**WHAT IS NEEDED**
Count lines with "committed" in them. Report only the total.
━━━ DATA LISTING ━━━
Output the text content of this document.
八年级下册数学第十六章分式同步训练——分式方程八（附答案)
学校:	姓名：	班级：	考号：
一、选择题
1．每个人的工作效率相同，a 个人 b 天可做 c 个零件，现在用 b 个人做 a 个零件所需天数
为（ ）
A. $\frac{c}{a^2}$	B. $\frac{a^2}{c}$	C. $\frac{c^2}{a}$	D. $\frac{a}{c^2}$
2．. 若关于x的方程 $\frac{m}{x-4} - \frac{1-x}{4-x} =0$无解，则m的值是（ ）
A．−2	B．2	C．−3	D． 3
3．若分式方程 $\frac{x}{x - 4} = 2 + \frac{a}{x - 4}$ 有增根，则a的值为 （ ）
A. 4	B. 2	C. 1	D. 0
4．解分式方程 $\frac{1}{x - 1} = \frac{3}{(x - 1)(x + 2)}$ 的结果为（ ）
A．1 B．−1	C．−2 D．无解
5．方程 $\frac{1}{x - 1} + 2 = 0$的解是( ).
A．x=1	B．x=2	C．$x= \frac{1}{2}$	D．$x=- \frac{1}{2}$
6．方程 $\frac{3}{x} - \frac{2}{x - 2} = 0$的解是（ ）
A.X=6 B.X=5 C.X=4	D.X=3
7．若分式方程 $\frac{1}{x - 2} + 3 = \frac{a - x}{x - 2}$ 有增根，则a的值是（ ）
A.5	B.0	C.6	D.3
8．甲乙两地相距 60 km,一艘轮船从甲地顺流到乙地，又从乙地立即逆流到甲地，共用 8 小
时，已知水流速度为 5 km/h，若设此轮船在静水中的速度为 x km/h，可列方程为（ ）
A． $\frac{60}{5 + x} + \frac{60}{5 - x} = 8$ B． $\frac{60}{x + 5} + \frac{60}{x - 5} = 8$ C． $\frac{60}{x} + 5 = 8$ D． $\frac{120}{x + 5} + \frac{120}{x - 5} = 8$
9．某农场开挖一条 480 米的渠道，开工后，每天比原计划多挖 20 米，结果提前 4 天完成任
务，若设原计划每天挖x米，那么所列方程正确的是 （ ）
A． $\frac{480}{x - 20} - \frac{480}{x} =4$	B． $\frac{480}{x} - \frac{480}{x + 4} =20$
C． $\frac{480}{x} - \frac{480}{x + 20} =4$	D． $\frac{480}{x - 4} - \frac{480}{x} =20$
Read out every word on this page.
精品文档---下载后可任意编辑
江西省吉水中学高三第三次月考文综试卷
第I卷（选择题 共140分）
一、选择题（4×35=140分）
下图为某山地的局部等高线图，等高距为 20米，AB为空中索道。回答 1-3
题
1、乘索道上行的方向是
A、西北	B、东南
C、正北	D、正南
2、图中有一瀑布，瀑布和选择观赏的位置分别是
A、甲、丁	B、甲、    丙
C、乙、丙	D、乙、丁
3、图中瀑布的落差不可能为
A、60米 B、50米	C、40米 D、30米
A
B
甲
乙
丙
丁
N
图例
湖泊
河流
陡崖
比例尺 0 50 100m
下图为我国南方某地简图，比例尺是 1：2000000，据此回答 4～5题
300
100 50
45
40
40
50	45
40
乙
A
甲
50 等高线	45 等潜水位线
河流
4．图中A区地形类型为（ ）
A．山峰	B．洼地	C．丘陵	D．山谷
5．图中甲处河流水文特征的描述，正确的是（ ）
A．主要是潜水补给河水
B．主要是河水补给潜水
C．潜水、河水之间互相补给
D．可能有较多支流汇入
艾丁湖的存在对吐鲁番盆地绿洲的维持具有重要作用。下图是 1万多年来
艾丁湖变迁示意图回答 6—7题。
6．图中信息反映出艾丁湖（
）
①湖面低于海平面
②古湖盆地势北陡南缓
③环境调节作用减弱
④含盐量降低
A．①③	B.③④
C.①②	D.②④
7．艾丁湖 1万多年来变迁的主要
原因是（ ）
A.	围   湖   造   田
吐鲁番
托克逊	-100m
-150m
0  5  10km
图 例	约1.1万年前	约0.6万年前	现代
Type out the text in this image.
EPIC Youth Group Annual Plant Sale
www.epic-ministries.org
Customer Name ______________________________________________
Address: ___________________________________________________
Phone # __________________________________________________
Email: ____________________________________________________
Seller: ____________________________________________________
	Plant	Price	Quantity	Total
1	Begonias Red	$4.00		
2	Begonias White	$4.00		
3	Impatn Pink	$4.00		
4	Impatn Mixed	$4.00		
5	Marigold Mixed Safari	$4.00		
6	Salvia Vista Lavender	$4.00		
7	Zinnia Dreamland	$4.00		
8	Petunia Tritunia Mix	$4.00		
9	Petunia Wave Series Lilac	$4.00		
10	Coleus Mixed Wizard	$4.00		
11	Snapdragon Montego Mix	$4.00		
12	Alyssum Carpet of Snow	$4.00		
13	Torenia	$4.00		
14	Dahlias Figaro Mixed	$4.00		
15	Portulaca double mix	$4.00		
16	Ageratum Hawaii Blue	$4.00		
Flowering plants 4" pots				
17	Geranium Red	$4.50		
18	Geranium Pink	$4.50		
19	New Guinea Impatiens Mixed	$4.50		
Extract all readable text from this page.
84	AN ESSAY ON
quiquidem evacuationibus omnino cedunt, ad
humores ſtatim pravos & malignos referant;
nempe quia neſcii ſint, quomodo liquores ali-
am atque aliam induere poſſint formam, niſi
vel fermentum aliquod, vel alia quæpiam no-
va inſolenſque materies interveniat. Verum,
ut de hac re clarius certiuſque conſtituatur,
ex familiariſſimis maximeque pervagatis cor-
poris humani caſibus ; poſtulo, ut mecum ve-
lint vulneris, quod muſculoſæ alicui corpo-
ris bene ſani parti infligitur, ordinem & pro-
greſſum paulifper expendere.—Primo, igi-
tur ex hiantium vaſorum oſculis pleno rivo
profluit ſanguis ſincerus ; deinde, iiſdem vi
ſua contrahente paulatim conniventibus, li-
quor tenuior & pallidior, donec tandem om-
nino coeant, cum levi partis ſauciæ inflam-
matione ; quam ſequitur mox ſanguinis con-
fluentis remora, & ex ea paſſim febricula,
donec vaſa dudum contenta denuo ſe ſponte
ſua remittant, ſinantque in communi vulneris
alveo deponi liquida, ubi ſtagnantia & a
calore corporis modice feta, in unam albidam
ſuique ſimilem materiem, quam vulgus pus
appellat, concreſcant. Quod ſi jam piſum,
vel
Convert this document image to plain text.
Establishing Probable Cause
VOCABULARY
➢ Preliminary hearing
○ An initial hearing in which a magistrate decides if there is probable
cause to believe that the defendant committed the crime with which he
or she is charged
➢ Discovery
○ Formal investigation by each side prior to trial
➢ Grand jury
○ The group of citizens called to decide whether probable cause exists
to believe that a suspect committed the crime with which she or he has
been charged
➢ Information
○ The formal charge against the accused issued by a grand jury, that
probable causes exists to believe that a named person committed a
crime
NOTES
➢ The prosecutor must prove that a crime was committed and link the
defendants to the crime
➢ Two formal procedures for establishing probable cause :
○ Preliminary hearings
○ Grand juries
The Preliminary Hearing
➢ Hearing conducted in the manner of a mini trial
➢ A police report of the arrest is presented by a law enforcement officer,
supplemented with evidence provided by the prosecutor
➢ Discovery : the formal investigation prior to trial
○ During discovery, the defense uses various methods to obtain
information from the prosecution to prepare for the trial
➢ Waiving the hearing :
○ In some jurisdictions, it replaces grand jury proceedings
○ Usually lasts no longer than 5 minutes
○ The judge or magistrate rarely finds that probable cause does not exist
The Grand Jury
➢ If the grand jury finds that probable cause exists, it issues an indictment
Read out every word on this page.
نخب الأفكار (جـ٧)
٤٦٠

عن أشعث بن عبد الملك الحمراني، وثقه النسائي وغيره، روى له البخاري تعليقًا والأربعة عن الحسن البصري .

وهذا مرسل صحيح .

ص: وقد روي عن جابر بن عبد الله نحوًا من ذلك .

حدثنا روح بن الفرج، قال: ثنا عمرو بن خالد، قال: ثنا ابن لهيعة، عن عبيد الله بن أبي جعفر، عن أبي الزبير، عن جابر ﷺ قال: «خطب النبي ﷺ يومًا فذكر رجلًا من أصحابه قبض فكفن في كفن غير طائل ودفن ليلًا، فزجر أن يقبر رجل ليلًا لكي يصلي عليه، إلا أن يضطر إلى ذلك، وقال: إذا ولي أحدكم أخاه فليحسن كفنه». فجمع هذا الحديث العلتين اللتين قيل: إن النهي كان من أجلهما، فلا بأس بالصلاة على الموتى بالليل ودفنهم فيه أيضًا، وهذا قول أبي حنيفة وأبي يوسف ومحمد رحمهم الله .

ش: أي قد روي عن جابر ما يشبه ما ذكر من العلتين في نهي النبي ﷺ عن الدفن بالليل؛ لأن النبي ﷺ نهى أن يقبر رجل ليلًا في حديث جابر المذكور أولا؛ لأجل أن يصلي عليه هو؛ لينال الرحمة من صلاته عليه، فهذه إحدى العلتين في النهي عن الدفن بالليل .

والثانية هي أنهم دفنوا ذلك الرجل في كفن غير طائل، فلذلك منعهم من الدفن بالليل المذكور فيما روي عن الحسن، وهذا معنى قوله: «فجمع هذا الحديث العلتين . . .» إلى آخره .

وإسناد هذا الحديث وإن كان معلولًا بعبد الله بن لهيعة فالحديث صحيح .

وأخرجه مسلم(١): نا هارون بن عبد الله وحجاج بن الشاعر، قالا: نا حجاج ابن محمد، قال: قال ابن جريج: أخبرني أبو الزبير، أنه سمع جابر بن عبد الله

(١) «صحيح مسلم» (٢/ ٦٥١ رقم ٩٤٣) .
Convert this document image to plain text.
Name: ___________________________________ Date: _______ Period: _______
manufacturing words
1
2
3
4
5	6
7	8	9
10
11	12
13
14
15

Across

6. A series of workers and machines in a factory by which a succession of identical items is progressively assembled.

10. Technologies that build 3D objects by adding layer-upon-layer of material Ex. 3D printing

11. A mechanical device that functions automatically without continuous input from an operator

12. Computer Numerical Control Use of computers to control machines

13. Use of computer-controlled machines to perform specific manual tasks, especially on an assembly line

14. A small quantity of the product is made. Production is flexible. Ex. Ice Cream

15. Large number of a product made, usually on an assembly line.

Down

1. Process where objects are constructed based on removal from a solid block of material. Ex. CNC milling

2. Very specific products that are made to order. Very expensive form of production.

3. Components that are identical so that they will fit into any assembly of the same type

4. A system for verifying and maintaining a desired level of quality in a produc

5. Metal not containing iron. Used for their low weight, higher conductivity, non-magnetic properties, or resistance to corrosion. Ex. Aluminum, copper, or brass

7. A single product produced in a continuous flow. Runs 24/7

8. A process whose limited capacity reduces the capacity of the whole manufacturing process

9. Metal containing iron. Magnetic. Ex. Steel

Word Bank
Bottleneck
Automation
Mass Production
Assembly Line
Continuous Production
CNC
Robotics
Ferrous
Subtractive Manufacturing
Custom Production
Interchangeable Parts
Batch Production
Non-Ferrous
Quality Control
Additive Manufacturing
━━━
**PROBLEM SOLUTION**
4